**SET PROBLEM**
Extract, from the listing that follows, each line containing the word "湖北艺术职业学院".

(Dataset items)
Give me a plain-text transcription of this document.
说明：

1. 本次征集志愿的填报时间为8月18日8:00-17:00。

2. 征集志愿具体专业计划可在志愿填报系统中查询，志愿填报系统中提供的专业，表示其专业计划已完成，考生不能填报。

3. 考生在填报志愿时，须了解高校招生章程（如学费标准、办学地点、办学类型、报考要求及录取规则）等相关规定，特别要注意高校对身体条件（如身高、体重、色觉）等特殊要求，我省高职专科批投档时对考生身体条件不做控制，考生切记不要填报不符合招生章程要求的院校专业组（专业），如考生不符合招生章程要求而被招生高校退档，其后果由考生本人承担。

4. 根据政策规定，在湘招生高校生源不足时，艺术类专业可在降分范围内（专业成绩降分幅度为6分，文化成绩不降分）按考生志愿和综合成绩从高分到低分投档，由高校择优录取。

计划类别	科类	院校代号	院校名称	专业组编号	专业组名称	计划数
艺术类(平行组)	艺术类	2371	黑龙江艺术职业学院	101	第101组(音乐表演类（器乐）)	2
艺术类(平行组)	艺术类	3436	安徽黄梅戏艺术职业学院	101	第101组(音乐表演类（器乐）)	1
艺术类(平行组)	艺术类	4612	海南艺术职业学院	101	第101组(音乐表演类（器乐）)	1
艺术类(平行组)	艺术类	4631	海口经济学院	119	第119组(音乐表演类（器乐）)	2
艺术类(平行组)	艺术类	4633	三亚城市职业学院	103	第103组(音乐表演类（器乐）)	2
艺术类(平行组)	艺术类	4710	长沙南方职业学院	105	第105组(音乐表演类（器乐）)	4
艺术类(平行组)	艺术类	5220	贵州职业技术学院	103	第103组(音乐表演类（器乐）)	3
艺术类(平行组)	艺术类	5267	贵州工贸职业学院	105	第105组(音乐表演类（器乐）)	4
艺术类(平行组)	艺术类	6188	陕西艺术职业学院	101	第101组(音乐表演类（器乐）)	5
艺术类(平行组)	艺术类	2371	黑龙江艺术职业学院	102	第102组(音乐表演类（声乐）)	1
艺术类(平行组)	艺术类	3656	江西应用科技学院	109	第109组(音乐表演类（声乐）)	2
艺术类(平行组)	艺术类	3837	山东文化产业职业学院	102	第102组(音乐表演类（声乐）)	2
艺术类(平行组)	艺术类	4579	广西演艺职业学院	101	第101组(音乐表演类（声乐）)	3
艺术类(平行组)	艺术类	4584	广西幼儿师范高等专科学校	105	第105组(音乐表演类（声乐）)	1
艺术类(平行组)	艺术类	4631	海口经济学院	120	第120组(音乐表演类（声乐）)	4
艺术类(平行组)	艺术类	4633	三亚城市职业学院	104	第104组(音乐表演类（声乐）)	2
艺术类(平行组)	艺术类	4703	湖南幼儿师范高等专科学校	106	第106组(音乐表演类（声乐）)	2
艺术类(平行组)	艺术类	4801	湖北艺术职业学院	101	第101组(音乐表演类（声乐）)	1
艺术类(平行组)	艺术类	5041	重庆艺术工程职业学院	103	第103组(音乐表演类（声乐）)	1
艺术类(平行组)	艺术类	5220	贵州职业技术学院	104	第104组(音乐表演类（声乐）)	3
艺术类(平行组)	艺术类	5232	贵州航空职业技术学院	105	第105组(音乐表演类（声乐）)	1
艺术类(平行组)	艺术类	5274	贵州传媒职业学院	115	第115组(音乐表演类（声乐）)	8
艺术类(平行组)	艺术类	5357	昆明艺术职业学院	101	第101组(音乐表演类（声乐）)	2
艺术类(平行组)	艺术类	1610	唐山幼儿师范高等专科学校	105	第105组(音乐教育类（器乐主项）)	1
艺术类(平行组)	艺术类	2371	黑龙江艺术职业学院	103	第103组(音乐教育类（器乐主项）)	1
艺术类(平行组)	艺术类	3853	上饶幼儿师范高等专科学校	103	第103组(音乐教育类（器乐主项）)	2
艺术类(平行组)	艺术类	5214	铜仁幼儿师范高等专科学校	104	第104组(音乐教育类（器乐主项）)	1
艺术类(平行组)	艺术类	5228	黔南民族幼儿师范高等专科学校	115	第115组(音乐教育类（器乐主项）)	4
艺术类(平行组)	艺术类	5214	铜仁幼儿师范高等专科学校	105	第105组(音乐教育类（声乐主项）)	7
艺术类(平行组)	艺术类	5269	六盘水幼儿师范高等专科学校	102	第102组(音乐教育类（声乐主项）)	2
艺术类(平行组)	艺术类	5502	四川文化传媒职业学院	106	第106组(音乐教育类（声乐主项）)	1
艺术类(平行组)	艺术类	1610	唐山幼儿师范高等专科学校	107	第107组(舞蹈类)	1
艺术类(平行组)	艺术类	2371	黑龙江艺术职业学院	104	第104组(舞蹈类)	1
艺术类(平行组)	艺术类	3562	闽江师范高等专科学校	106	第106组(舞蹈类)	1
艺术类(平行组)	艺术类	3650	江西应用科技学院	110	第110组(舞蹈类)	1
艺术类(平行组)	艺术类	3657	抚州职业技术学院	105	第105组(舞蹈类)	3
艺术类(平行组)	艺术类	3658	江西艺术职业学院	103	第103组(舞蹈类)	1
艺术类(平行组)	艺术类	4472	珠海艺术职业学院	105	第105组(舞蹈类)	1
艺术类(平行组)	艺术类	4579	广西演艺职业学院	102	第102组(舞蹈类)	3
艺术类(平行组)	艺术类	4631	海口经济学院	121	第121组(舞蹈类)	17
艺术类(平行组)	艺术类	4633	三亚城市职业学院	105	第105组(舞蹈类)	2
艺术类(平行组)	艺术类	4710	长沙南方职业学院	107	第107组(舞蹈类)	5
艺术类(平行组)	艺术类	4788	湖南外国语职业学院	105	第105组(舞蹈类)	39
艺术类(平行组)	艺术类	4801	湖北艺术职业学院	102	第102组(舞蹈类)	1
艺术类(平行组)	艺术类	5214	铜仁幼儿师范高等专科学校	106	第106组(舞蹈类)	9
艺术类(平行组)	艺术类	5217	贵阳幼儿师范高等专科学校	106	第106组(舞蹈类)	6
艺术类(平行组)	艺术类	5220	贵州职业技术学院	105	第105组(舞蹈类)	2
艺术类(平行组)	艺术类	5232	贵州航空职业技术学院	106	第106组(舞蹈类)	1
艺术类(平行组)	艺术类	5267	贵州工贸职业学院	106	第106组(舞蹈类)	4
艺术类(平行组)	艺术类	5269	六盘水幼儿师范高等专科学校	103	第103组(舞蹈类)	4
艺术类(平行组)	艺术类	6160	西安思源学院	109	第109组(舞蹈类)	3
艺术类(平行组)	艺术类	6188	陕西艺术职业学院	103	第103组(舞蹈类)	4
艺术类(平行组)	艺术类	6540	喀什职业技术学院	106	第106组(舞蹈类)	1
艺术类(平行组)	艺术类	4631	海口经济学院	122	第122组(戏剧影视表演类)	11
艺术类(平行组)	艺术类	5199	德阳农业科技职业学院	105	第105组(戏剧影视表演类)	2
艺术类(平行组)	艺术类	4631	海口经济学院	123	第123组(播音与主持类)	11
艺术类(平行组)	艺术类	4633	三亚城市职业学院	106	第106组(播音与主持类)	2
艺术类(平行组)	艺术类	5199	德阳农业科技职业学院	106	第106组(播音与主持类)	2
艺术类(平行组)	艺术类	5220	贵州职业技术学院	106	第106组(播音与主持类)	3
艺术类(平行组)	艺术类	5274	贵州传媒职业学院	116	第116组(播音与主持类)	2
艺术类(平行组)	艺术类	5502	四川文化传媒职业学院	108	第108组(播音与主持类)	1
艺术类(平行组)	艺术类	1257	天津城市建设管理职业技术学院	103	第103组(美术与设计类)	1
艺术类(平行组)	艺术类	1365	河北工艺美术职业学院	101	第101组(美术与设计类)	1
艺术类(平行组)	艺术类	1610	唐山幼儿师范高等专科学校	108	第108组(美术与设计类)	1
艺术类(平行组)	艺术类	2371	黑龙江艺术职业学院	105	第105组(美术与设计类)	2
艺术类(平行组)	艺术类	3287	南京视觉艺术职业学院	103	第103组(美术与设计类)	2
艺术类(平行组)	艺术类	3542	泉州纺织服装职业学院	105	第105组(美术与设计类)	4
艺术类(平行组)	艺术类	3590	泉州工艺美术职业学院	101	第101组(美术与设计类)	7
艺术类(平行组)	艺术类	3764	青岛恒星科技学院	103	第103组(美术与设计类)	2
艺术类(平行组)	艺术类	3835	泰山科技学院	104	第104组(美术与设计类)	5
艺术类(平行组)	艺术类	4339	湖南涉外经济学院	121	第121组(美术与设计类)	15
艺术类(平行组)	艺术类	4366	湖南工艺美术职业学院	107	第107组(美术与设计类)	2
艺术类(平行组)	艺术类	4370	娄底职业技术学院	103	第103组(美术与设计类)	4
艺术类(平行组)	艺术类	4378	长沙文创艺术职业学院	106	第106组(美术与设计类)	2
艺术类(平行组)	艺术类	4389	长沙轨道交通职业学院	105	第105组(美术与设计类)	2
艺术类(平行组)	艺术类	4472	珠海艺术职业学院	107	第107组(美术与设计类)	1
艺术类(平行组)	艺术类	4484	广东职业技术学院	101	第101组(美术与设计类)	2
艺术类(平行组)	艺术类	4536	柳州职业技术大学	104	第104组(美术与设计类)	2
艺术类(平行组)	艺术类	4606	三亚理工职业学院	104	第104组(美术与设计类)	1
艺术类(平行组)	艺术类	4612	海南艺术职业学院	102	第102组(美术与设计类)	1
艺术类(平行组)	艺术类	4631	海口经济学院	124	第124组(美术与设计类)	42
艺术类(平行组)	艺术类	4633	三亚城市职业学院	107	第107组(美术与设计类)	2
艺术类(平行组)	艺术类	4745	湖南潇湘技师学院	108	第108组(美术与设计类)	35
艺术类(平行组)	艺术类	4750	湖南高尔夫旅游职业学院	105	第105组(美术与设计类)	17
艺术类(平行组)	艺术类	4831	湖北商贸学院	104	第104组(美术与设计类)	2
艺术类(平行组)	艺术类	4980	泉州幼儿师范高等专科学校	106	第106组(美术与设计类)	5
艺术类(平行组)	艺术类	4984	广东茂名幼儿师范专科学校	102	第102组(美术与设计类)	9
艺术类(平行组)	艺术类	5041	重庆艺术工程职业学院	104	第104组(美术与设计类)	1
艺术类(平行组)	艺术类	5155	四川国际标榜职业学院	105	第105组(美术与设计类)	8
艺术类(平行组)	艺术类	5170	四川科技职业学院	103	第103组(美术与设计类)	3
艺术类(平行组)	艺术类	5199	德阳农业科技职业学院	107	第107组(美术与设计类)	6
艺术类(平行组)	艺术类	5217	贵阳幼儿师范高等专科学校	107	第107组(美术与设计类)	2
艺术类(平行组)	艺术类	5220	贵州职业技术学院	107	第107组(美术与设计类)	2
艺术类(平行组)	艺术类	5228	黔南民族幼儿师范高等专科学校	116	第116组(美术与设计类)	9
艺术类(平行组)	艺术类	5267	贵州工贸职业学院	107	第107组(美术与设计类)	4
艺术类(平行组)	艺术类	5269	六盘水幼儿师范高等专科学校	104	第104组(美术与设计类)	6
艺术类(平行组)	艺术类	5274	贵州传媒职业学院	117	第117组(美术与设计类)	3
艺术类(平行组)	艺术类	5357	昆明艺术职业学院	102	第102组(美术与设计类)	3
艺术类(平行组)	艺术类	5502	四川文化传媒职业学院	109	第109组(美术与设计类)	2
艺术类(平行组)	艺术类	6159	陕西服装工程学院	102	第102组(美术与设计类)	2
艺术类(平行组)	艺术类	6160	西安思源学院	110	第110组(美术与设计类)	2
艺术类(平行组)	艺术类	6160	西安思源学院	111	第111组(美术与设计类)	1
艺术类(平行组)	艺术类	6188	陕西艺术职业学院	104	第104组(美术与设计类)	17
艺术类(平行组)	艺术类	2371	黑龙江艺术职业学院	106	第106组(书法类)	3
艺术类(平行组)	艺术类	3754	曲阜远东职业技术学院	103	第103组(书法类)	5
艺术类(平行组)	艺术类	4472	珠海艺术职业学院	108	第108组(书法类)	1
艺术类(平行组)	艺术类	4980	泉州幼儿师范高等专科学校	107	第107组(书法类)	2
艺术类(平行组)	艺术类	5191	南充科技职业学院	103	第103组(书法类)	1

**THE ANSWER**
艺术类(平行组)	艺术类	4801	湖北艺术职业学院	101	第101组(音乐表演类（声乐）)	1
艺术类(平行组)	艺术类	4801	湖北艺术职业学院	102	第102组(舞蹈类)	1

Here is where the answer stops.